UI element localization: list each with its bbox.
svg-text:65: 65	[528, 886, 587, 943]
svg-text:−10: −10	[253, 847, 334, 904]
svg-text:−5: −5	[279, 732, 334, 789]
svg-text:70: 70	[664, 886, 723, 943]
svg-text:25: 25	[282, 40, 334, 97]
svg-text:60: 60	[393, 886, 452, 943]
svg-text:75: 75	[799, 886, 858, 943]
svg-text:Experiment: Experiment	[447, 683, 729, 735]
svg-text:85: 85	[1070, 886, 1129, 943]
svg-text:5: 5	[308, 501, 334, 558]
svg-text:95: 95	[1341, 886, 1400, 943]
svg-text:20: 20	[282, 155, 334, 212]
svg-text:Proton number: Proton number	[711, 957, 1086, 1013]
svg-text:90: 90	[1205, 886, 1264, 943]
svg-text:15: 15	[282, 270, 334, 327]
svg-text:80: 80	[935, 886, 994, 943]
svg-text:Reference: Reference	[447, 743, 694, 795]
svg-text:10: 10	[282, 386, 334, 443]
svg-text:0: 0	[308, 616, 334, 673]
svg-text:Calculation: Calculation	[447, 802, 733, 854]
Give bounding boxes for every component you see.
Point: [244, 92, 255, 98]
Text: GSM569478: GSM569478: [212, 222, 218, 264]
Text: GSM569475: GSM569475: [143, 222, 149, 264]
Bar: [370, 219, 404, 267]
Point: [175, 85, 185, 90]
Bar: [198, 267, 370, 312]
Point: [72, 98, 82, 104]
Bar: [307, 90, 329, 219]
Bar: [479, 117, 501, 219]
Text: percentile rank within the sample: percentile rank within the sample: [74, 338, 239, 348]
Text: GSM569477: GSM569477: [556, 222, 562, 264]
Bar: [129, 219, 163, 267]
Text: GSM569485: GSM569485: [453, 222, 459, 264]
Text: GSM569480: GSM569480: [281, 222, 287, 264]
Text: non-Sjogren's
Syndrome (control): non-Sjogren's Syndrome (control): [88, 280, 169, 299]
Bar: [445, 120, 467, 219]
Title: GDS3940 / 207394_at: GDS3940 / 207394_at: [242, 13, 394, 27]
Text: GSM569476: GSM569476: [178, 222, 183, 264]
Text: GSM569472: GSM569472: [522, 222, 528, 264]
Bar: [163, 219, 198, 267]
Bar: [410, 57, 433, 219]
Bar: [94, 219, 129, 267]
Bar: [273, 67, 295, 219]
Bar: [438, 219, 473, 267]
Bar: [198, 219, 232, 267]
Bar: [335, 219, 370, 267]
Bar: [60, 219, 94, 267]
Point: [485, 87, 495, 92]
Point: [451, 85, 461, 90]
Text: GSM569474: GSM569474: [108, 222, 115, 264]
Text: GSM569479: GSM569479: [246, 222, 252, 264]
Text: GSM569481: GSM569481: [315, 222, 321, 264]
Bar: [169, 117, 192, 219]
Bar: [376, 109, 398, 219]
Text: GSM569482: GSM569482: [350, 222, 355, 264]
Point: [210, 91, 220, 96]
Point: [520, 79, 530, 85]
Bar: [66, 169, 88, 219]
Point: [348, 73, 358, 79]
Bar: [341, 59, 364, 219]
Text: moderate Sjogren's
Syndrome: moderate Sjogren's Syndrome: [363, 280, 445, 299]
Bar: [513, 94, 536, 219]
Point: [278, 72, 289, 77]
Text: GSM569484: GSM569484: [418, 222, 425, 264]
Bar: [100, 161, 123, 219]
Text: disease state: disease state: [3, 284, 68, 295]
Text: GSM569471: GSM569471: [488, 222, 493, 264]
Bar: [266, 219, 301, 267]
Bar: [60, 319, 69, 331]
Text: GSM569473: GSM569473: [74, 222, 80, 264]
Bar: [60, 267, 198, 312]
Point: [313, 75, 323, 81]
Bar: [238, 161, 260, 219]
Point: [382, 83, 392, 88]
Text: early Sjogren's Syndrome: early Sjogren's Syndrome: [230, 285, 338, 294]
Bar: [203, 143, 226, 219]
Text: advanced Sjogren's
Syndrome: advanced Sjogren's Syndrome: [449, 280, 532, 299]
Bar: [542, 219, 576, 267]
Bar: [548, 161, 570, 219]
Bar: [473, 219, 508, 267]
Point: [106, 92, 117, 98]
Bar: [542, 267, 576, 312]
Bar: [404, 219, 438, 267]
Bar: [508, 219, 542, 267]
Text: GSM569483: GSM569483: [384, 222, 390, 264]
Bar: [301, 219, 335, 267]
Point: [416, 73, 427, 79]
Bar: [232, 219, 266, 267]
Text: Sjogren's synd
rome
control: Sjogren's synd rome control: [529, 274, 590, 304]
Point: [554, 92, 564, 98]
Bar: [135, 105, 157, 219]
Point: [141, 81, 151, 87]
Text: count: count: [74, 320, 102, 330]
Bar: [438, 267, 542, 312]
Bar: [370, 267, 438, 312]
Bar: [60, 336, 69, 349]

* _Stated task_: Copy every line of the items above character for character, keeping each bracketed number and line break unchanged.

* _The answer_:
UI element localization: list each with its bbox.
svg-text:65: 65	[528, 886, 587, 943]
svg-text:−10: −10	[253, 847, 334, 904]
svg-text:−5: −5	[279, 732, 334, 789]
svg-text:70: 70	[664, 886, 723, 943]
svg-text:25: 25	[282, 40, 334, 97]
svg-text:60: 60	[393, 886, 452, 943]
svg-text:75: 75	[799, 886, 858, 943]
svg-text:Experiment: Experiment	[447, 683, 729, 735]
svg-text:85: 85	[1070, 886, 1129, 943]
svg-text:5: 5	[308, 501, 334, 558]
svg-text:95: 95	[1341, 886, 1400, 943]
svg-text:20: 20	[282, 155, 334, 212]
svg-text:Proton number: Proton number	[711, 957, 1086, 1013]
svg-text:90: 90	[1205, 886, 1264, 943]
svg-text:15: 15	[282, 270, 334, 327]
svg-text:80: 80	[935, 886, 994, 943]
svg-text:Reference: Reference	[447, 743, 694, 795]
svg-text:10: 10	[282, 386, 334, 443]
svg-text:0: 0	[308, 616, 334, 673]
svg-text:Calculation: Calculation	[447, 802, 733, 854]
Give bounding boxes for every component you see.
Point: [244, 92, 255, 98]
Text: GSM569478: GSM569478: [212, 222, 218, 264]
Text: GSM569475: GSM569475: [143, 222, 149, 264]
Bar: [370, 219, 404, 267]
Point: [175, 85, 185, 90]
Bar: [198, 267, 370, 312]
Point: [72, 98, 82, 104]
Bar: [307, 90, 329, 219]
Bar: [479, 117, 501, 219]
Text: percentile rank within the sample: percentile rank within the sample: [74, 338, 239, 348]
Text: GSM569477: GSM569477: [556, 222, 562, 264]
Bar: [129, 219, 163, 267]
Text: GSM569485: GSM569485: [453, 222, 459, 264]
Text: GSM569480: GSM569480: [281, 222, 287, 264]
Text: non-Sjogren's
Syndrome (control): non-Sjogren's Syndrome (control): [88, 280, 169, 299]
Bar: [445, 120, 467, 219]
Title: GDS3940 / 207394_at: GDS3940 / 207394_at: [242, 13, 394, 27]
Text: GSM569476: GSM569476: [178, 222, 183, 264]
Text: GSM569472: GSM569472: [522, 222, 528, 264]
Bar: [163, 219, 198, 267]
Bar: [410, 57, 433, 219]
Bar: [94, 219, 129, 267]
Bar: [273, 67, 295, 219]
Bar: [438, 219, 473, 267]
Bar: [198, 219, 232, 267]
Bar: [335, 219, 370, 267]
Bar: [60, 219, 94, 267]
Point: [485, 87, 495, 92]
Point: [451, 85, 461, 90]
Text: GSM569474: GSM569474: [108, 222, 115, 264]
Text: GSM569479: GSM569479: [246, 222, 252, 264]
Text: GSM569481: GSM569481: [315, 222, 321, 264]
Bar: [169, 117, 192, 219]
Bar: [376, 109, 398, 219]
Text: GSM569482: GSM569482: [350, 222, 355, 264]
Point: [210, 91, 220, 96]
Point: [520, 79, 530, 85]
Bar: [66, 169, 88, 219]
Point: [348, 73, 358, 79]
Bar: [341, 59, 364, 219]
Text: moderate Sjogren's
Syndrome: moderate Sjogren's Syndrome: [363, 280, 445, 299]
Bar: [513, 94, 536, 219]
Point: [278, 72, 289, 77]
Text: GSM569484: GSM569484: [418, 222, 425, 264]
Bar: [100, 161, 123, 219]
Text: disease state: disease state: [3, 284, 68, 295]
Text: GSM569471: GSM569471: [488, 222, 493, 264]
Bar: [266, 219, 301, 267]
Bar: [60, 319, 69, 331]
Text: GSM569473: GSM569473: [74, 222, 80, 264]
Bar: [60, 267, 198, 312]
Point: [313, 75, 323, 81]
Bar: [238, 161, 260, 219]
Point: [382, 83, 392, 88]
Text: early Sjogren's Syndrome: early Sjogren's Syndrome: [230, 285, 338, 294]
Bar: [203, 143, 226, 219]
Text: advanced Sjogren's
Syndrome: advanced Sjogren's Syndrome: [449, 280, 532, 299]
Bar: [542, 219, 576, 267]
Bar: [548, 161, 570, 219]
Bar: [473, 219, 508, 267]
Point: [106, 92, 117, 98]
Bar: [542, 267, 576, 312]
Bar: [404, 219, 438, 267]
Bar: [508, 219, 542, 267]
Text: GSM569483: GSM569483: [384, 222, 390, 264]
Bar: [301, 219, 335, 267]
Point: [416, 73, 427, 79]
Bar: [232, 219, 266, 267]
Text: Sjogren's synd
rome
control: Sjogren's synd rome control: [529, 274, 590, 304]
Point: [554, 92, 564, 98]
Bar: [135, 105, 157, 219]
Point: [141, 81, 151, 87]
Text: count: count: [74, 320, 102, 330]
Bar: [438, 267, 542, 312]
Bar: [370, 267, 438, 312]
Bar: [60, 336, 69, 349]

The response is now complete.